Extract to read –
* * *

And yes, the federation is one of the largest providers of abortion worldwide and is now even a provider of transgender hormones.
Further, the draft declaration called for governments to consider “removing structural barriers, such as parental consent … for sexual and reproductive health care services,” which would give the International Planned Parenthood Federation, with its 65,000 service sites in 172 countries, access to minors more easily.
Moreover, the declaration called for reformation of “restrictive” frameworks “such as age-of-consent laws and laws related to HIV nondisclosure.” The former would promote the repeal of laws meant to protect minors from medical and sexual predation; the latter would push the repeal of laws requiring people diagnosed as HIV-positive to inform their sexual partner(s) that they are infected with this highly contagious and potentially deadly disease.
Repealing HIV-disclosure laws has long been a goal of the International Planned Parenthood Federation. For example, its “Healthy, Happy, and Hot” publication for HIV-positive youths states: “Some countries have laws that say people living with HIV must tell their sexual partner(s) about their status before having sex … . These laws violate the rights of people living with HIV … .”

* * *

Stored data entries –
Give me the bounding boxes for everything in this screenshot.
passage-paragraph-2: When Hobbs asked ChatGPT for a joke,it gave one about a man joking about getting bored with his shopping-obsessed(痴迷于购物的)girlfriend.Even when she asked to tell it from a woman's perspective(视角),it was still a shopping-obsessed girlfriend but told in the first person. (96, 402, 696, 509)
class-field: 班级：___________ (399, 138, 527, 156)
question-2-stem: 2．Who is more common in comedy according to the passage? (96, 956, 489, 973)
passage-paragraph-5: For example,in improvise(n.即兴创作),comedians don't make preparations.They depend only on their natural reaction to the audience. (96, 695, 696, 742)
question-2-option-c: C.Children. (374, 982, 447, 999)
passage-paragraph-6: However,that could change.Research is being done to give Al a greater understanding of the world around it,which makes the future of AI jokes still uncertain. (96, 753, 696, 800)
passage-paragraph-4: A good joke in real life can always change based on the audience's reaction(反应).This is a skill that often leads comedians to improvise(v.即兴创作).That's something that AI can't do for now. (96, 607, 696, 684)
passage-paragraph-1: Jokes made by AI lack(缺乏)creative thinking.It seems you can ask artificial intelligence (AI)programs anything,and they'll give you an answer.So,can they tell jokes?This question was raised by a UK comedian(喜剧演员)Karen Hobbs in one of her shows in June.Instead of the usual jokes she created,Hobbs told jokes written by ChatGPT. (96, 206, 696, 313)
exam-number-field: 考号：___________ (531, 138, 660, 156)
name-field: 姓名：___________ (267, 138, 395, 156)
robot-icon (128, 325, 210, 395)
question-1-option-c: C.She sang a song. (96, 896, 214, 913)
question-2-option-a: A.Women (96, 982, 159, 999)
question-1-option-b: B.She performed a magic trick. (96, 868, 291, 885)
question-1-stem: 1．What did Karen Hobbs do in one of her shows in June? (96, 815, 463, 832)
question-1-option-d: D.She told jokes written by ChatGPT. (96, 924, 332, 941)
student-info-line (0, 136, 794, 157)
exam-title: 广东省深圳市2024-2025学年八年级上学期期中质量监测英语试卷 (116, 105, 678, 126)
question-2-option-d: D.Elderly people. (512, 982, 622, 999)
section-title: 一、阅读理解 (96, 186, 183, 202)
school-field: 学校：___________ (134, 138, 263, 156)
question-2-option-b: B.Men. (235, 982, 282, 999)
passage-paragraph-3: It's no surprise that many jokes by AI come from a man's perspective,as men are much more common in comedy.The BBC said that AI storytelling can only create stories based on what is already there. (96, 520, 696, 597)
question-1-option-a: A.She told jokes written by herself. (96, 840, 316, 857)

* * *

What to produce –
Render into Spanish this sentence from the passage on the draft declaration: "Repealing HIV-disclosure laws has long been a goal of the International Planned Parenthood Federation."

Solution to this task –
Derogar las leyes de divulgación del VIH ha sido durante mucho tiempo un objetivo de la Federación Internacional de Planificación de la Familia.